* Start *

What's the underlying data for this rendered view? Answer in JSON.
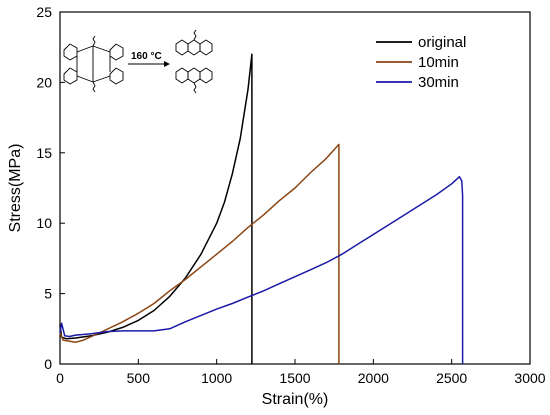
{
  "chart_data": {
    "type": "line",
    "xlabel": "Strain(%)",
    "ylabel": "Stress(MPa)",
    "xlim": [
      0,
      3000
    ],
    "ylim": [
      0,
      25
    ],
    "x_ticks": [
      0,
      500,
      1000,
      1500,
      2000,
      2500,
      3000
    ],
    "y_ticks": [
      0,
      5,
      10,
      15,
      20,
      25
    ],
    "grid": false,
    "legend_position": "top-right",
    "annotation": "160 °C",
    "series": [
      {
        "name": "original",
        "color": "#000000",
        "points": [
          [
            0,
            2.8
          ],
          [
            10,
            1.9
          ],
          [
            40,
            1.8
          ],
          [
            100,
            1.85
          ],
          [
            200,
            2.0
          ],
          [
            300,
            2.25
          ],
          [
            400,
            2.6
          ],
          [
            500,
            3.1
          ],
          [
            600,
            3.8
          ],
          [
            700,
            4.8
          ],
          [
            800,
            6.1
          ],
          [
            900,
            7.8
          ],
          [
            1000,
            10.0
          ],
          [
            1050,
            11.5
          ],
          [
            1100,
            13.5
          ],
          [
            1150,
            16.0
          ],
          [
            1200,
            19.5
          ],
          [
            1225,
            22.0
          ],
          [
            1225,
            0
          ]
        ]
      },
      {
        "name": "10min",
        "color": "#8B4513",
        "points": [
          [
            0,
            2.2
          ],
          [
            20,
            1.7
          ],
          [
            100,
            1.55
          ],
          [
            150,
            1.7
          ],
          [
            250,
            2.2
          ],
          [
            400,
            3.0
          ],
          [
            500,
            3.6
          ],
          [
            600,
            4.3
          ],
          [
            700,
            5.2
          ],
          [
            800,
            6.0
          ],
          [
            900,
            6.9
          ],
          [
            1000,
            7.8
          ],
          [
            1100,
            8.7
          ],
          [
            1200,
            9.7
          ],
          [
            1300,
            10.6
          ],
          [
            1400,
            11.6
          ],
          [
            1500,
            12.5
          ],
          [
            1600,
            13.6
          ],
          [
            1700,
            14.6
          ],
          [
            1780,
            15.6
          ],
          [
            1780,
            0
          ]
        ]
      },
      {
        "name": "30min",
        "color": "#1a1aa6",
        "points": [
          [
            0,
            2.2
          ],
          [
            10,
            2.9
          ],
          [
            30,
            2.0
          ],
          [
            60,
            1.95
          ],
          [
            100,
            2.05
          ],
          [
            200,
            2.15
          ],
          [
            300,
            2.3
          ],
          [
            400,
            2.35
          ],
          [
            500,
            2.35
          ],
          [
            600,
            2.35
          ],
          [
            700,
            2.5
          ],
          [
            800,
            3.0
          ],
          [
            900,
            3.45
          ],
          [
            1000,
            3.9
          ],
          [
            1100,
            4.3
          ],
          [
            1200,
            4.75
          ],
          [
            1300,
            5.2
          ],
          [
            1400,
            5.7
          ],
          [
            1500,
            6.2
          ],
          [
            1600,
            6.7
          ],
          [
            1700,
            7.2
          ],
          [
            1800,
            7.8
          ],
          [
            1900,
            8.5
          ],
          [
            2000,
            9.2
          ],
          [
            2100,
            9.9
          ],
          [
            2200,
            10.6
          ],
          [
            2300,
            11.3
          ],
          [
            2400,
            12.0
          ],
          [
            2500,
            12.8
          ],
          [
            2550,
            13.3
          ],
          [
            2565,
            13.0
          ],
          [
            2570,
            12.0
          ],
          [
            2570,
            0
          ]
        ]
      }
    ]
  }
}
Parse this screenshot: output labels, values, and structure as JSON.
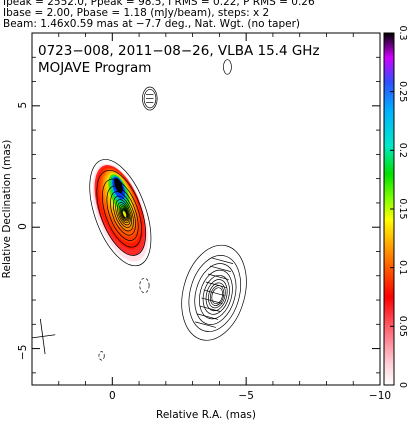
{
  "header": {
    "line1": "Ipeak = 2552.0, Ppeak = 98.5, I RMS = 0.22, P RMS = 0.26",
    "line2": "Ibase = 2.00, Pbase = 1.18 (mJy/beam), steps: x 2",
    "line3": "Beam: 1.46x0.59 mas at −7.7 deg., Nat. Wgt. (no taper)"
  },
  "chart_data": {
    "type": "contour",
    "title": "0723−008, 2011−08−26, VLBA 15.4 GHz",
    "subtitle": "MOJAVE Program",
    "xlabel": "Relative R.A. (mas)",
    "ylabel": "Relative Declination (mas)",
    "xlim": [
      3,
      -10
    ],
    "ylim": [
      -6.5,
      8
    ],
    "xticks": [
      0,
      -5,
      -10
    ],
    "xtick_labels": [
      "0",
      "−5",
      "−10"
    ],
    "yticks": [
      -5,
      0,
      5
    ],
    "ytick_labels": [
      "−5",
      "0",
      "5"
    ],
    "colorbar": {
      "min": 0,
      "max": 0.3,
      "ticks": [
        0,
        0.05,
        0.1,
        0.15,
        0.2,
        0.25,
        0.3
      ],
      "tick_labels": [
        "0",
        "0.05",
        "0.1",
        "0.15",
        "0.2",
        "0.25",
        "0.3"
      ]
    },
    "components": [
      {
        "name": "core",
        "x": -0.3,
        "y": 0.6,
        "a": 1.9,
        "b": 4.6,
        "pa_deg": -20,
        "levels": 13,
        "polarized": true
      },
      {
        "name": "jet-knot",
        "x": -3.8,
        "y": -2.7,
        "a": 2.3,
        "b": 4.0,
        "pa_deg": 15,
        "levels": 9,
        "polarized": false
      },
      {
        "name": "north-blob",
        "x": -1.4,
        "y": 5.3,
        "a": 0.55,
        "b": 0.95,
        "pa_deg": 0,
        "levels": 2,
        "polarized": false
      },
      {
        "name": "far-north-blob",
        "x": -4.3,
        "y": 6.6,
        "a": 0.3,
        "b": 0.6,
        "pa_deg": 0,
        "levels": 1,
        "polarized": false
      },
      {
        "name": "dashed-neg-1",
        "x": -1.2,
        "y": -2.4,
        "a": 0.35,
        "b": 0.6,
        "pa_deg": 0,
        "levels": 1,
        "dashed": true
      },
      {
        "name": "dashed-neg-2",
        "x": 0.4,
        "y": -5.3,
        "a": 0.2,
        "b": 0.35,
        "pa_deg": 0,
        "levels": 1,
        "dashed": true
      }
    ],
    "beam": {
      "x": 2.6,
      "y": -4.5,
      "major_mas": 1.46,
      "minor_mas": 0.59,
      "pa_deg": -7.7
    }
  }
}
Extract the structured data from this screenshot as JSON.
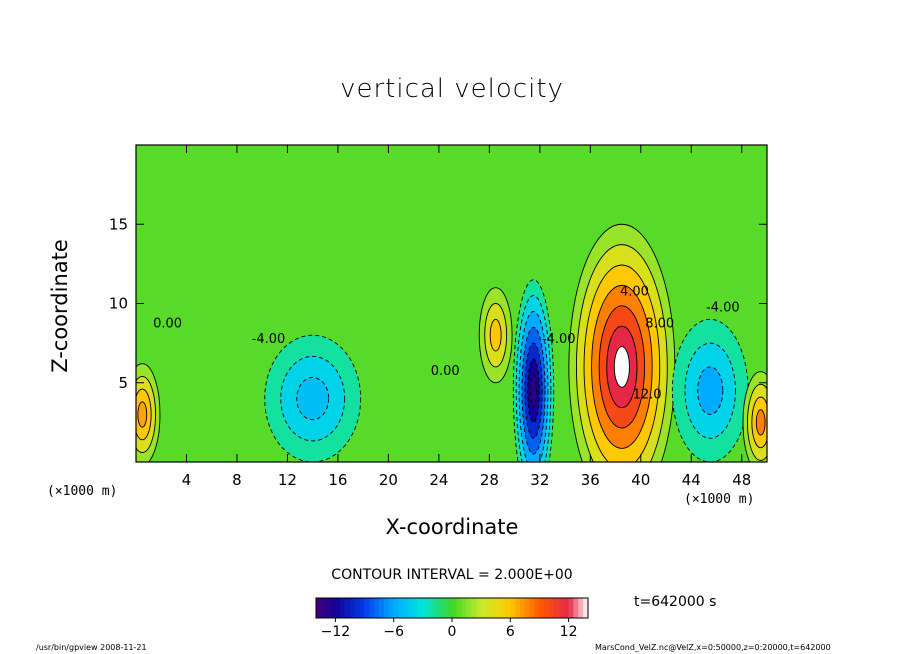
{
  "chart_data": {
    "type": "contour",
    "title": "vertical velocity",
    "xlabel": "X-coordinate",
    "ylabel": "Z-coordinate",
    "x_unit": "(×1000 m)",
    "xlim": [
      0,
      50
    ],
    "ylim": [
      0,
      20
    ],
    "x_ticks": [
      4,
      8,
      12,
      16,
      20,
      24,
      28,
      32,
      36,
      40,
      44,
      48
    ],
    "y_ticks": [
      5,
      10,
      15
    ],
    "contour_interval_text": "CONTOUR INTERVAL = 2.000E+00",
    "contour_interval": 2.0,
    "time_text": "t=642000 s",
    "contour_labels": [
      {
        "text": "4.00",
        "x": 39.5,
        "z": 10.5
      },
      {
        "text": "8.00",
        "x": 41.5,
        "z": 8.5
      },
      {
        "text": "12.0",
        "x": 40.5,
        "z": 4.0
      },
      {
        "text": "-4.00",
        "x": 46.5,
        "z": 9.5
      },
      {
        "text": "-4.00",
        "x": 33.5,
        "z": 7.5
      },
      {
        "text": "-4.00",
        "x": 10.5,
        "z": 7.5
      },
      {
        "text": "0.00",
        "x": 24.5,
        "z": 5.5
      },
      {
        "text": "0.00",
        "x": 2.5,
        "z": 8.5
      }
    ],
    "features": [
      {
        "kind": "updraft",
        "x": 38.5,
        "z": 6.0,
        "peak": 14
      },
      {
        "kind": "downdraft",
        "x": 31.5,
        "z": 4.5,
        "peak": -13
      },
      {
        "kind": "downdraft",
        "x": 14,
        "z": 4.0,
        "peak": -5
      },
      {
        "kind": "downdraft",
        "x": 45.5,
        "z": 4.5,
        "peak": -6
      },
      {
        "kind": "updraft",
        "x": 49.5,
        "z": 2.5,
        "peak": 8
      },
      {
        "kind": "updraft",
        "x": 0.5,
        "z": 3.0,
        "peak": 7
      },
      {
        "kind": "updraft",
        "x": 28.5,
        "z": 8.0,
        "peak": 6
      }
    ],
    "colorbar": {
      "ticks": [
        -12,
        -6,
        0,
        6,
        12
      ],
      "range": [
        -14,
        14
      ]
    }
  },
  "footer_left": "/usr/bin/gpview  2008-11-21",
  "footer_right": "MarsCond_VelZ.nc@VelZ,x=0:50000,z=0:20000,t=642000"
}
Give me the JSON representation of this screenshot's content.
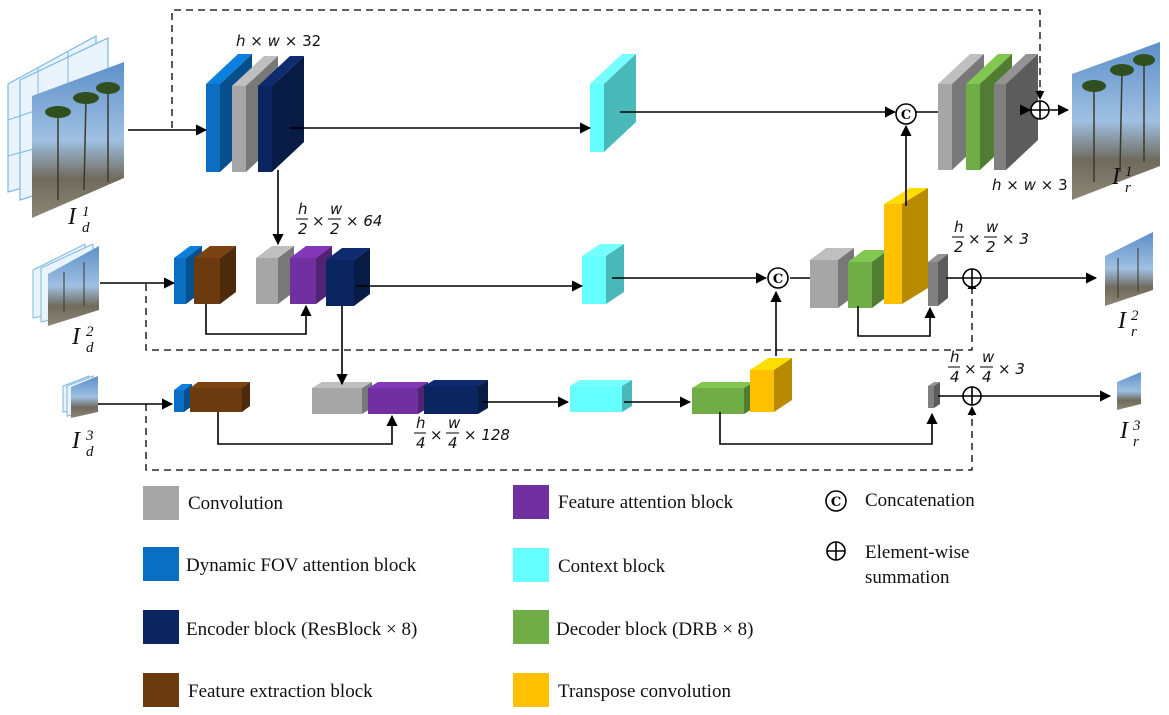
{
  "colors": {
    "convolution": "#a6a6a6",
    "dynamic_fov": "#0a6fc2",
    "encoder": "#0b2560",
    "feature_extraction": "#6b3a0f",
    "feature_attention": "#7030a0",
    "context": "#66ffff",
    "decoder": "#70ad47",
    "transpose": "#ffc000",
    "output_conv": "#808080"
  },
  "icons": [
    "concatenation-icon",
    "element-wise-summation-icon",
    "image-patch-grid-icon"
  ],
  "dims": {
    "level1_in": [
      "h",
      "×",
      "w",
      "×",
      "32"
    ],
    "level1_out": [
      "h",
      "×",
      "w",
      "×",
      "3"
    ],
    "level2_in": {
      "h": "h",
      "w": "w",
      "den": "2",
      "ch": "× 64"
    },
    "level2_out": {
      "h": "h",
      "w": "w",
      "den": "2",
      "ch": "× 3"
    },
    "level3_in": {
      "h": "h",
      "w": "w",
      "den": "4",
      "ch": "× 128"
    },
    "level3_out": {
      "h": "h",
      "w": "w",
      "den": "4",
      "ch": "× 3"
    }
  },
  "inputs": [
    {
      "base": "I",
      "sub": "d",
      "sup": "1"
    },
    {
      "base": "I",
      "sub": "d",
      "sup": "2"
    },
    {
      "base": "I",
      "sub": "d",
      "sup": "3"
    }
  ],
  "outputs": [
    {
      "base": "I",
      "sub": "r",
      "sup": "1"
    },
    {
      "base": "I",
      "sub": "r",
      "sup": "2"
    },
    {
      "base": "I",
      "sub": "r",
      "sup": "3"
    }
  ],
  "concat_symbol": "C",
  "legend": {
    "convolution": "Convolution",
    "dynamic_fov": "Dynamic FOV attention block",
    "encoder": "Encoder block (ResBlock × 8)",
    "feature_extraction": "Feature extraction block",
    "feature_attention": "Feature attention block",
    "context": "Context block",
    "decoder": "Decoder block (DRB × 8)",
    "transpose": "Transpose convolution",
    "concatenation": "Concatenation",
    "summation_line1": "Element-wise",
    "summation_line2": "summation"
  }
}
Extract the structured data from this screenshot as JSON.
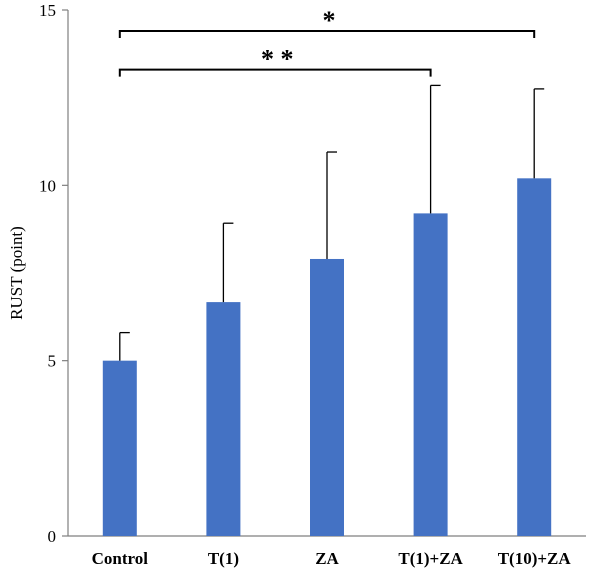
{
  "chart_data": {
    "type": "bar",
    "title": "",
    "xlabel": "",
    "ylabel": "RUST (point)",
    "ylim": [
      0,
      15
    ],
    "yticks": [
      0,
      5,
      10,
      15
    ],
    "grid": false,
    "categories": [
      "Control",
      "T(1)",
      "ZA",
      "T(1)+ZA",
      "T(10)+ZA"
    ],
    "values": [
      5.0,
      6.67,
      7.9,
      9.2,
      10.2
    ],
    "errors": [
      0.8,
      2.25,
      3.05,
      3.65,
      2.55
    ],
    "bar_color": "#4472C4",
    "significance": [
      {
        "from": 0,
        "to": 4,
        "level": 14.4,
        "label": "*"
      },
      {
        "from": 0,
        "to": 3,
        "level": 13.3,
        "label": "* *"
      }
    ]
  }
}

* End *

OBJECTIVE: Which lines contain the word "type"? Copy each one.

FULL OUTPUT:
    "type": "line",
    "type": "contour",
    "type": "contour",
    "type": "bar",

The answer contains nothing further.